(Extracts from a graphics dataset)
══════

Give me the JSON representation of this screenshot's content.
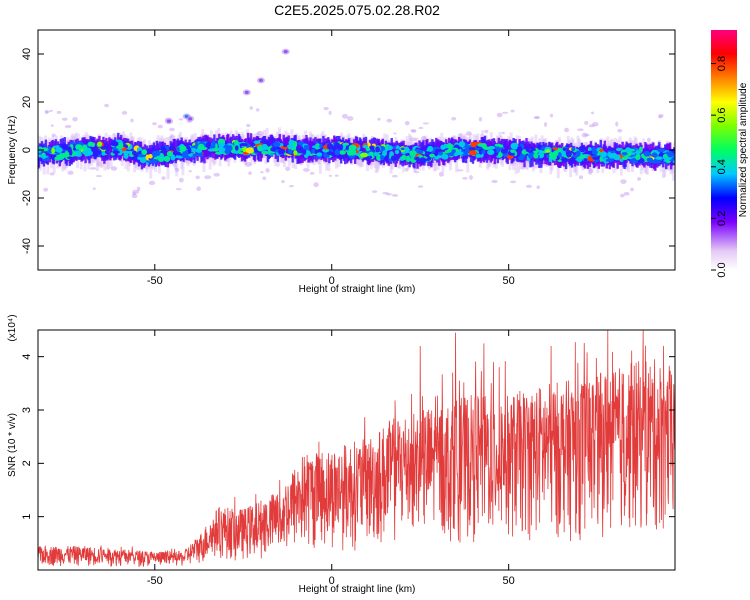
{
  "title": "C2E5.2025.075.02.28.R02",
  "colors": {
    "signal": "#e23b3b",
    "frame": "#000000"
  },
  "chart_data": [
    {
      "type": "heatmap",
      "xlabel": "Height of straight line (km)",
      "ylabel": "Frequency (Hz)",
      "xlim": [
        -83,
        97
      ],
      "ylim": [
        -50,
        50
      ],
      "xticks": [
        -50,
        0,
        50
      ],
      "yticks": [
        -40,
        -20,
        0,
        20,
        40
      ],
      "colorbar": {
        "label": "Normalized spectral amplitude",
        "range": [
          0.0,
          0.93
        ],
        "ticks": [
          0.0,
          0.2,
          0.4,
          0.6,
          0.8
        ],
        "tick_labels": [
          "0.0",
          "0.2",
          "0.4",
          "0.6",
          "0.8"
        ]
      },
      "ridge": [
        {
          "x": -83,
          "y": -2
        },
        {
          "x": -70,
          "y": 0
        },
        {
          "x": -60,
          "y": 1
        },
        {
          "x": -53,
          "y": -3
        },
        {
          "x": -45,
          "y": -1
        },
        {
          "x": -35,
          "y": 1
        },
        {
          "x": -25,
          "y": 1
        },
        {
          "x": -15,
          "y": 1
        },
        {
          "x": -5,
          "y": 0
        },
        {
          "x": 5,
          "y": 0
        },
        {
          "x": 15,
          "y": -1
        },
        {
          "x": 25,
          "y": -2
        },
        {
          "x": 35,
          "y": 0
        },
        {
          "x": 45,
          "y": 0
        },
        {
          "x": 55,
          "y": -1
        },
        {
          "x": 65,
          "y": -2
        },
        {
          "x": 75,
          "y": -2
        },
        {
          "x": 85,
          "y": -2
        },
        {
          "x": 97,
          "y": -3
        }
      ],
      "outliers": [
        {
          "x": -13,
          "y": 41
        },
        {
          "x": -20,
          "y": 29
        },
        {
          "x": -24,
          "y": 24
        },
        {
          "x": -41,
          "y": 14
        },
        {
          "x": -46,
          "y": 12
        },
        {
          "x": -40,
          "y": 13
        }
      ]
    },
    {
      "type": "line",
      "xlabel": "Height of straight line (km)",
      "ylabel": "SNR (10 * v/v)",
      "scale_label": "(x10⁴)",
      "xlim": [
        -83,
        97
      ],
      "ylim": [
        0,
        4.5
      ],
      "xticks": [
        -50,
        0,
        50
      ],
      "yticks": [
        1,
        2,
        3,
        4
      ],
      "envelope": [
        {
          "x": -83,
          "y": 0.45
        },
        {
          "x": -70,
          "y": 0.45
        },
        {
          "x": -60,
          "y": 0.4
        },
        {
          "x": -50,
          "y": 0.35
        },
        {
          "x": -42,
          "y": 0.35
        },
        {
          "x": -37,
          "y": 0.7
        },
        {
          "x": -32,
          "y": 1.2
        },
        {
          "x": -25,
          "y": 1.15
        },
        {
          "x": -15,
          "y": 1.5
        },
        {
          "x": -8,
          "y": 2.2
        },
        {
          "x": 0,
          "y": 2.3
        },
        {
          "x": 10,
          "y": 2.5
        },
        {
          "x": 20,
          "y": 3.0
        },
        {
          "x": 30,
          "y": 3.1
        },
        {
          "x": 40,
          "y": 3.3
        },
        {
          "x": 50,
          "y": 3.3
        },
        {
          "x": 60,
          "y": 3.5
        },
        {
          "x": 70,
          "y": 3.6
        },
        {
          "x": 80,
          "y": 3.8
        },
        {
          "x": 90,
          "y": 4.0
        },
        {
          "x": 97,
          "y": 3.8
        }
      ],
      "peaks": [
        {
          "x": 25,
          "y": 4.2
        },
        {
          "x": 35,
          "y": 4.45
        },
        {
          "x": 43,
          "y": 4.25
        },
        {
          "x": 62,
          "y": 4.2
        },
        {
          "x": 78,
          "y": 4.5
        },
        {
          "x": 88,
          "y": 4.5
        }
      ]
    }
  ]
}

══════

*EXERCISE OBJECTIVE:* Write out the whole listing again, exactly, with no pictures.

*OUTPUT FOR THIS TASK:*
Give me the JSON representation of this screenshot's content.
{
  "title": "C2E5.2025.075.02.28.R02",
  "colors": {
    "signal": "#e23b3b",
    "frame": "#000000"
  },
  "chart_data": [
    {
      "type": "heatmap",
      "xlabel": "Height of straight line (km)",
      "ylabel": "Frequency (Hz)",
      "xlim": [
        -83,
        97
      ],
      "ylim": [
        -50,
        50
      ],
      "xticks": [
        -50,
        0,
        50
      ],
      "yticks": [
        -40,
        -20,
        0,
        20,
        40
      ],
      "colorbar": {
        "label": "Normalized spectral amplitude",
        "range": [
          0.0,
          0.93
        ],
        "ticks": [
          0.0,
          0.2,
          0.4,
          0.6,
          0.8
        ],
        "tick_labels": [
          "0.0",
          "0.2",
          "0.4",
          "0.6",
          "0.8"
        ]
      },
      "ridge": [
        {
          "x": -83,
          "y": -2
        },
        {
          "x": -70,
          "y": 0
        },
        {
          "x": -60,
          "y": 1
        },
        {
          "x": -53,
          "y": -3
        },
        {
          "x": -45,
          "y": -1
        },
        {
          "x": -35,
          "y": 1
        },
        {
          "x": -25,
          "y": 1
        },
        {
          "x": -15,
          "y": 1
        },
        {
          "x": -5,
          "y": 0
        },
        {
          "x": 5,
          "y": 0
        },
        {
          "x": 15,
          "y": -1
        },
        {
          "x": 25,
          "y": -2
        },
        {
          "x": 35,
          "y": 0
        },
        {
          "x": 45,
          "y": 0
        },
        {
          "x": 55,
          "y": -1
        },
        {
          "x": 65,
          "y": -2
        },
        {
          "x": 75,
          "y": -2
        },
        {
          "x": 85,
          "y": -2
        },
        {
          "x": 97,
          "y": -3
        }
      ],
      "outliers": [
        {
          "x": -13,
          "y": 41
        },
        {
          "x": -20,
          "y": 29
        },
        {
          "x": -24,
          "y": 24
        },
        {
          "x": -41,
          "y": 14
        },
        {
          "x": -46,
          "y": 12
        },
        {
          "x": -40,
          "y": 13
        }
      ]
    },
    {
      "type": "line",
      "xlabel": "Height of straight line (km)",
      "ylabel": "SNR (10 * v/v)",
      "scale_label": "(x10⁴)",
      "xlim": [
        -83,
        97
      ],
      "ylim": [
        0,
        4.5
      ],
      "xticks": [
        -50,
        0,
        50
      ],
      "yticks": [
        1,
        2,
        3,
        4
      ],
      "envelope": [
        {
          "x": -83,
          "y": 0.45
        },
        {
          "x": -70,
          "y": 0.45
        },
        {
          "x": -60,
          "y": 0.4
        },
        {
          "x": -50,
          "y": 0.35
        },
        {
          "x": -42,
          "y": 0.35
        },
        {
          "x": -37,
          "y": 0.7
        },
        {
          "x": -32,
          "y": 1.2
        },
        {
          "x": -25,
          "y": 1.15
        },
        {
          "x": -15,
          "y": 1.5
        },
        {
          "x": -8,
          "y": 2.2
        },
        {
          "x": 0,
          "y": 2.3
        },
        {
          "x": 10,
          "y": 2.5
        },
        {
          "x": 20,
          "y": 3.0
        },
        {
          "x": 30,
          "y": 3.1
        },
        {
          "x": 40,
          "y": 3.3
        },
        {
          "x": 50,
          "y": 3.3
        },
        {
          "x": 60,
          "y": 3.5
        },
        {
          "x": 70,
          "y": 3.6
        },
        {
          "x": 80,
          "y": 3.8
        },
        {
          "x": 90,
          "y": 4.0
        },
        {
          "x": 97,
          "y": 3.8
        }
      ],
      "peaks": [
        {
          "x": 25,
          "y": 4.2
        },
        {
          "x": 35,
          "y": 4.45
        },
        {
          "x": 43,
          "y": 4.25
        },
        {
          "x": 62,
          "y": 4.2
        },
        {
          "x": 78,
          "y": 4.5
        },
        {
          "x": 88,
          "y": 4.5
        }
      ]
    }
  ]
}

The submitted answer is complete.